Lines of data:
◆ ◆ ◆ ◆ ◆ ◆ ◆

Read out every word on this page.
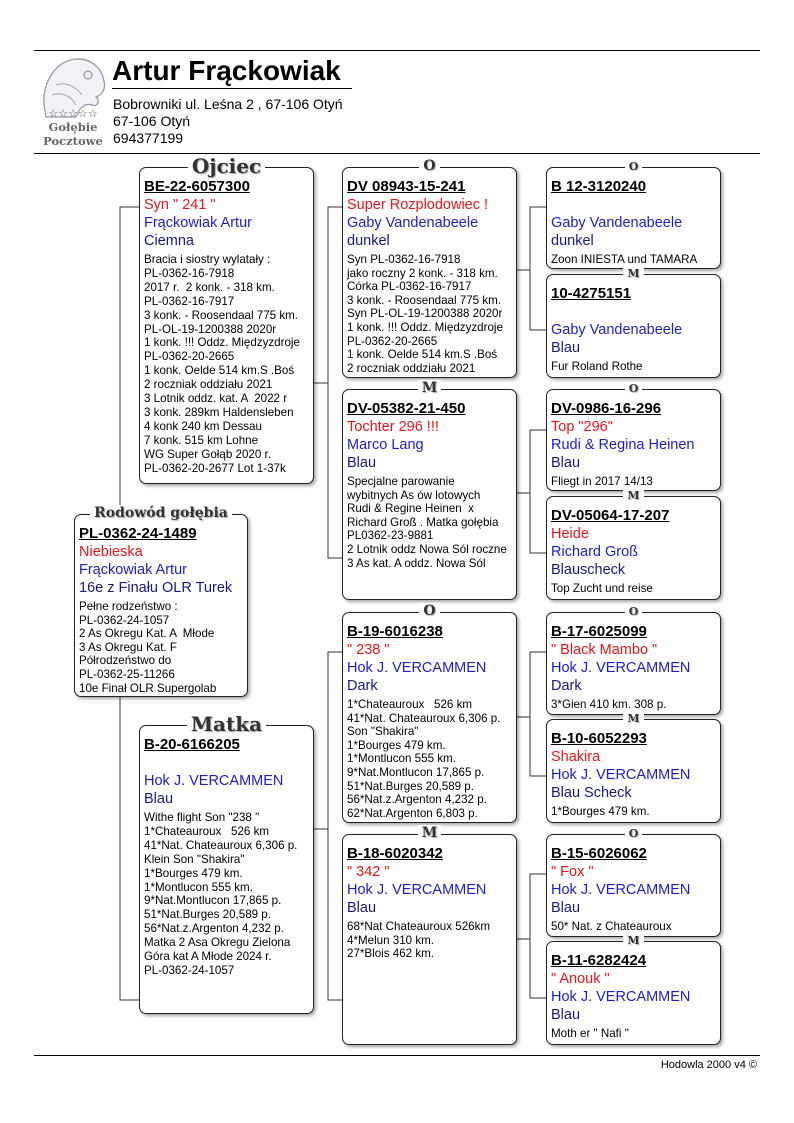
☆☆☆☆☆
Gołębie
Pocztowe
Artur Frąckowiak
Bobrowniki ul. Leśna 2 , 67-106 Otyń
67-106 Otyń
694377199
Rodowód gołębia
PL-0362-24-1489
Niebieska
Frąckowiak Artur
16e z Finału OLR Turek
Pełne rodzeństwo :
PL-0362-24-1057
2 As Okregu Kat. A  Młode
3 As Okregu Kat. F
Półrodzeństwo do
PL-0362-25-11266
10e Finał OLR Supergolab
Ojciec
BE-22-6057300
Syn " 241 "
Frąckowiak Artur
Ciemna
Bracia i siostry wylatały :
PL-0362-16-7918
2017 r.  2 konk. - 318 km.
PL-0362-16-7917
3 konk. - Roosendaal 775 km.
PL-OL-19-1200388 2020r
1 konk. !!! Oddz. Międzyzdroje
PL-0362-20-2665
1 konk. Oelde 514 km.S .Boś
2 roczniak oddziału 2021
3 Lotnik oddz. kat. A  2022 r
3 konk. 289km Haldensleben
4 konk 240 km Dessau
7 konk. 515 km Lohne
WG Super Gołąb 2020 r.
PL-0362-20-2677 Lot 1-37k
Matka
B-20-6166205
Hok J. VERCAMMEN
Blau
Withe flight Son "238 "
1*Chateauroux   526 km
41*Nat. Chateauroux 6,306 p.
Klein Son "Shakira"
1*Bourges 479 km.
1*Montlucon 555 km.
9*Nat.Montlucon 17,865 p.
51*Nat.Burges 20,589 p.
56*Nat.z.Argenton 4,232 p.
Matka 2 Asa Okregu Zielona
Góra kat A Młode 2024 r.
PL-0362-24-1057
O
DV 08943-15-241
Super Rozplodowiec !
Gaby Vandenabeele
dunkel
Syn PL-0362-16-7918
jako roczny 2 konk. - 318 km.
Córka PL-0362-16-7917
3 konk. - Roosendaal 775 km.
Syn PL-OL-19-1200388 2020r
1 konk. !!! Oddz. Międzyzdroje
PL-0362-20-2665
1 konk. Oelde 514 km.S .Boś
2 roczniak oddziału 2021
M
DV-05382-21-450
Tochter 296 !!!
Marco Lang
Blau
Specjalne parowanie
wybitnych As ów lotowych
Rudi & Regine Heinen  x
Richard Groß . Matka gołębia
PL0362-23-9881
2 Lotnik oddz Nowa Sól roczne
3 As kat. A oddz. Nowa Sól
O
B-19-6016238
" 238 "
Hok J. VERCAMMEN
Dark
1*Chateauroux   526 km
41*Nat. Chateauroux 6,306 p.
Son "Shakira"
1*Bourges 479 km.
1*Montlucon 555 km.
9*Nat.Montlucon 17,865 p.
51*Nat.Burges 20,589 p.
56*Nat.z.Argenton 4,232 p.
62*Nat.Argenton 6,803 p.
M
B-18-6020342
" 342 "
Hok J. VERCAMMEN
Blau
68*Nat Chateauroux 526km
4*Melun 310 km.
27*Blois 462 km.
O
B 12-3120240
Gaby Vandenabeele
dunkel
Zoon INIESTA und TAMARA
M
10-4275151
Gaby Vandenabeele
Blau
Fur Roland Rothe
O
DV-0986-16-296
Top "296"
Rudi & Regina Heinen
Blau
Fliegt in 2017 14/13
M
DV-05064-17-207
Heide
Richard Groß
Blauscheck
Top Zucht und reise
O
B-17-6025099
" Black Mambo "
Hok J. VERCAMMEN
Dark
3*Gien 410 km. 308 p.
M
B-10-6052293
Shakira
Hok J. VERCAMMEN
Blau Scheck
1*Bourges 479 km.
O
B-15-6026062
" Fox "
Hok J. VERCAMMEN
Blau
50* Nat. z Chateauroux
M
B-11-6282424
" Anouk "
Hok J. VERCAMMEN
Blau
Moth er " Nafi "
Hodowla 2000 v4 ©
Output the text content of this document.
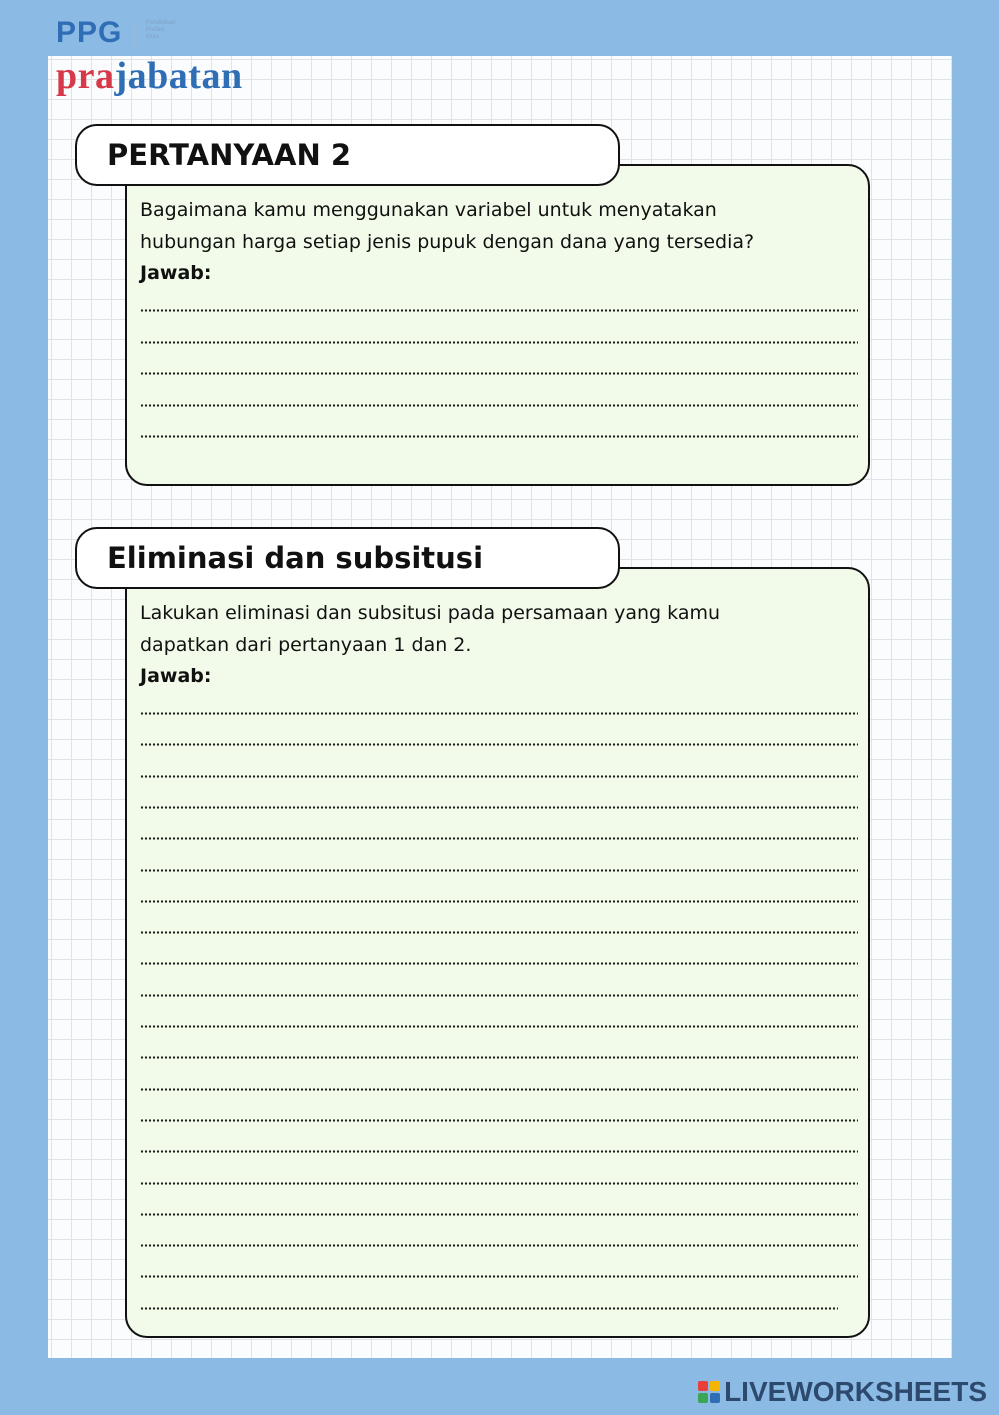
PPG	Pendidikan
Profesi
Guru
prajabatan
PERTANYAAN 2

Bagaimana kamu menggunakan variabel untuk menyatakan

hubungan harga setiap jenis pupuk dengan dana yang tersedia?

Jawab:

Eliminasi dan subsitusi

Lakukan eliminasi dan subsitusi pada persamaan yang kamu

dapatkan dari pertanyaan 1 dan 2.

Jawab:

LIVEWORKSHEETS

◆ ◆ ◆ ◆ ◆ ◆ ◆

Filter for "Groß". Return all lines that hold it.

> [Task answer]
Richard Groß . Matka gołębia
Richard Groß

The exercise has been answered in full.